» Written problem:
Below are the records; pull every line that includes "CORRELATION".

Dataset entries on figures
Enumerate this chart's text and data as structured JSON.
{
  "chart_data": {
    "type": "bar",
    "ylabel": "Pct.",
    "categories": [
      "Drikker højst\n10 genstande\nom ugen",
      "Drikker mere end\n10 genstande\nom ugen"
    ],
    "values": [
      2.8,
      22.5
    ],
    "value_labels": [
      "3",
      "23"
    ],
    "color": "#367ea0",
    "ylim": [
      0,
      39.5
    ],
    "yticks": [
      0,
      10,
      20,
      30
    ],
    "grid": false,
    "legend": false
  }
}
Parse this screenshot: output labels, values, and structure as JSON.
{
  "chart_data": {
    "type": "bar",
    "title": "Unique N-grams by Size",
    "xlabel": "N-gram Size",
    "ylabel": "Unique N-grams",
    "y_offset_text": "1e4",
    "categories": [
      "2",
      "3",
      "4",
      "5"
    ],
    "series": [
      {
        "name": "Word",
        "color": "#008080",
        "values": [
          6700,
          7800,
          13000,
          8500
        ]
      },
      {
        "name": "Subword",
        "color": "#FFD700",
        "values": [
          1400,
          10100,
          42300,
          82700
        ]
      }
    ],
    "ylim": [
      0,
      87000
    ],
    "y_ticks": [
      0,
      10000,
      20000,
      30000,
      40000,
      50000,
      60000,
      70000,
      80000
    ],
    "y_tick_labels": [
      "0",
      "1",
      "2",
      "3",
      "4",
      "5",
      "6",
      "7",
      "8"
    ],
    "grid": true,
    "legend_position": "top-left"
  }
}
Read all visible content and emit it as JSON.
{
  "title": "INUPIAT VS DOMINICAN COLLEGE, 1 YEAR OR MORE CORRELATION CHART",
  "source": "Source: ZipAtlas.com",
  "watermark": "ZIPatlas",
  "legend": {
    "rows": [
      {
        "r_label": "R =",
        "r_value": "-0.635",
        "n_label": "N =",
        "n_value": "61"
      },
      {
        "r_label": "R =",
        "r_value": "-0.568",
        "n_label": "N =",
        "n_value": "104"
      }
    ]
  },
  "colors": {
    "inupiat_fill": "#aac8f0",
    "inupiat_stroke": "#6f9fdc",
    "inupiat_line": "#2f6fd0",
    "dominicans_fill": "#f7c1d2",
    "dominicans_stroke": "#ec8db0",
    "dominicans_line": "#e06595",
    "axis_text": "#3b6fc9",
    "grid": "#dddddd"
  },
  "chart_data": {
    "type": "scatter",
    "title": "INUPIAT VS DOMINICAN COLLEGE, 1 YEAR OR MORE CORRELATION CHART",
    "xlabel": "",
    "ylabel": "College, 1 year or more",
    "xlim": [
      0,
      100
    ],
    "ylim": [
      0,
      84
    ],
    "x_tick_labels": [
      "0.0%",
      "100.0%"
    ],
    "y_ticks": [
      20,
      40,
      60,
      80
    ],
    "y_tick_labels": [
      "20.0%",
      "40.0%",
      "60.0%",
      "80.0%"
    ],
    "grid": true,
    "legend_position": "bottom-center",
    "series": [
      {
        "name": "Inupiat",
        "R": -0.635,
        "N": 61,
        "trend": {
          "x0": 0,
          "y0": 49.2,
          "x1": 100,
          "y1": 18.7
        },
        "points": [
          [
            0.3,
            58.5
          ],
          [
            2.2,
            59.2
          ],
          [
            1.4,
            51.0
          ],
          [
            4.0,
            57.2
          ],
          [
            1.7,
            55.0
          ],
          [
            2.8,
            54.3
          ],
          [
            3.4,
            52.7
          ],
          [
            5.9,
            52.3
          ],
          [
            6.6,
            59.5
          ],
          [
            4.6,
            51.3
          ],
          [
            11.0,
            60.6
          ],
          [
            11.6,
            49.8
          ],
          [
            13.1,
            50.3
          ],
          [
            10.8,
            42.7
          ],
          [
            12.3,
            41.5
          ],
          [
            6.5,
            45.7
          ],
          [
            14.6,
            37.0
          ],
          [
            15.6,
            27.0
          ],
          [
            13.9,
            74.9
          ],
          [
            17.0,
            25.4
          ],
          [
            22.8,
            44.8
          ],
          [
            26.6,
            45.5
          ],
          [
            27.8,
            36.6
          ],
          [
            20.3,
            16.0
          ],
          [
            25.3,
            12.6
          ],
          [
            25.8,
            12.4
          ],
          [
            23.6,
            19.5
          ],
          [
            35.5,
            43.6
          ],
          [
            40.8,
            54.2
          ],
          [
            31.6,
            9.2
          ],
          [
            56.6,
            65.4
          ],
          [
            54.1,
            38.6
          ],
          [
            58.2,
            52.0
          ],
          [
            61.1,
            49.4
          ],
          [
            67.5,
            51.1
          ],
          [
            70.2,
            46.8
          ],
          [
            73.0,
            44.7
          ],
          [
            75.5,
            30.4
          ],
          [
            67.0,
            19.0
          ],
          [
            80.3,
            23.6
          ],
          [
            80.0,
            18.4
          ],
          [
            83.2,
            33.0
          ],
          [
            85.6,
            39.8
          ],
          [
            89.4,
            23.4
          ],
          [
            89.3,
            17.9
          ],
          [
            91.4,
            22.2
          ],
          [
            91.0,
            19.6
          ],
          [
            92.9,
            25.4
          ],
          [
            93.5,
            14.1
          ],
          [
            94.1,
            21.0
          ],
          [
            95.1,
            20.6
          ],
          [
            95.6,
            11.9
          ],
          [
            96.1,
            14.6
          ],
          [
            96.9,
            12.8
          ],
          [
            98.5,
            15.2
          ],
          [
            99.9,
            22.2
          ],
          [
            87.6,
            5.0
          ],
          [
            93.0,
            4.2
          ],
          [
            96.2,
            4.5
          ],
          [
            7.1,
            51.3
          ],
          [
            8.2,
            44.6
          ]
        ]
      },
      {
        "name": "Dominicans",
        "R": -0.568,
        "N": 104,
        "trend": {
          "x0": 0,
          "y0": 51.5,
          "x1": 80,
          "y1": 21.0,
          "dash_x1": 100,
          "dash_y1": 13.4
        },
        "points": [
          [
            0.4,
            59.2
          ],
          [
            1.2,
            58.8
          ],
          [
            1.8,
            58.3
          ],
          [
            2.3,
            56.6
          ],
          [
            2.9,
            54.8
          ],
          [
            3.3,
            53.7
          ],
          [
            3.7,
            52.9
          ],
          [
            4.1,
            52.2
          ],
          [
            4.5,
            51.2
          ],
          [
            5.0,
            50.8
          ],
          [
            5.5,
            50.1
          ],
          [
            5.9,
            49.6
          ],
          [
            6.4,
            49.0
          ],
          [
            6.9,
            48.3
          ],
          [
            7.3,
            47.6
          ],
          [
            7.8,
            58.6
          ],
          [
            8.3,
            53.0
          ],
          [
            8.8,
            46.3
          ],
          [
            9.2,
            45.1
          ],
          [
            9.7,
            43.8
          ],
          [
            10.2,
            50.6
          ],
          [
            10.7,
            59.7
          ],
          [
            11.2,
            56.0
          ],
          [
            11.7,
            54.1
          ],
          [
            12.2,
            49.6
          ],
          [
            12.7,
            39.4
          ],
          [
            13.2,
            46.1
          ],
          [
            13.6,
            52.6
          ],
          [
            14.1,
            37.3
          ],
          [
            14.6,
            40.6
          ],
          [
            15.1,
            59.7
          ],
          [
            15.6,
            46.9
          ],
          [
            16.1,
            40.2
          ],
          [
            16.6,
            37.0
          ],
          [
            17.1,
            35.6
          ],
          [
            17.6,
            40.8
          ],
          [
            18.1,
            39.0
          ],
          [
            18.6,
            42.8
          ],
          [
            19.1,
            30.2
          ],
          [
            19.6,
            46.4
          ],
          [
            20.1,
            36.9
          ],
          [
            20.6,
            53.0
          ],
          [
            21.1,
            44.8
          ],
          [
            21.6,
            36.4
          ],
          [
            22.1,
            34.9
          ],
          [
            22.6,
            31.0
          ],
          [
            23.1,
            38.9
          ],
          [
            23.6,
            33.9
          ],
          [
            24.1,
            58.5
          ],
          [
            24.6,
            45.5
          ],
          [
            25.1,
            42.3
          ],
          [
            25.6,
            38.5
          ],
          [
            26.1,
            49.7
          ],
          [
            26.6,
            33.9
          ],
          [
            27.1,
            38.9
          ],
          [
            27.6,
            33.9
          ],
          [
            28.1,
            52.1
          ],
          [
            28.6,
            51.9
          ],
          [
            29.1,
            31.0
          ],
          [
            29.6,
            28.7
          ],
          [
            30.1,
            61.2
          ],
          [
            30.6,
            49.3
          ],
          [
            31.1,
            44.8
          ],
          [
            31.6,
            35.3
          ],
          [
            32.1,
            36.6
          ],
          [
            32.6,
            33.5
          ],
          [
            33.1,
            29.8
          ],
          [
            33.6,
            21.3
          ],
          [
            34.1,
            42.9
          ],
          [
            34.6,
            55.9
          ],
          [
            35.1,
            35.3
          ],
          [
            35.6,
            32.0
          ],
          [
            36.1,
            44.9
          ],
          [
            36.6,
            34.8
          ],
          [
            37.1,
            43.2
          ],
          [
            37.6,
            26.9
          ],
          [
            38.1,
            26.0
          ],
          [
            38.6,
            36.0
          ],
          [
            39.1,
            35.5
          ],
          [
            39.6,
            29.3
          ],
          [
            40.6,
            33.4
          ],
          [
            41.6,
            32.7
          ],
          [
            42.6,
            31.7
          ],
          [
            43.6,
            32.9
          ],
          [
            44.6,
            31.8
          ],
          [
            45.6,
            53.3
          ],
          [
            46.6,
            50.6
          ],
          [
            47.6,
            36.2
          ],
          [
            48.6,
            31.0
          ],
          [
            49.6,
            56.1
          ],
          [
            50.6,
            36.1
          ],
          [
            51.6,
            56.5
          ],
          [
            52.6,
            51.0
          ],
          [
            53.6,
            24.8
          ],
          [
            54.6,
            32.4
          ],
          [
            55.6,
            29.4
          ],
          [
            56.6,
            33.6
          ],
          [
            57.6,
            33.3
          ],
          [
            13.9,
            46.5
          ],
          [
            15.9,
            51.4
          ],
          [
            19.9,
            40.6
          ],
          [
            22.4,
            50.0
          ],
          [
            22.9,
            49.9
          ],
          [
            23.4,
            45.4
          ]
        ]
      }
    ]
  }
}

» Problem solution:
  "title": "INUPIAT VS DOMINICAN COLLEGE, 1 YEAR OR MORE CORRELATION CHART",
    "title": "INUPIAT VS DOMINICAN COLLEGE, 1 YEAR OR MORE CORRELATION CHART",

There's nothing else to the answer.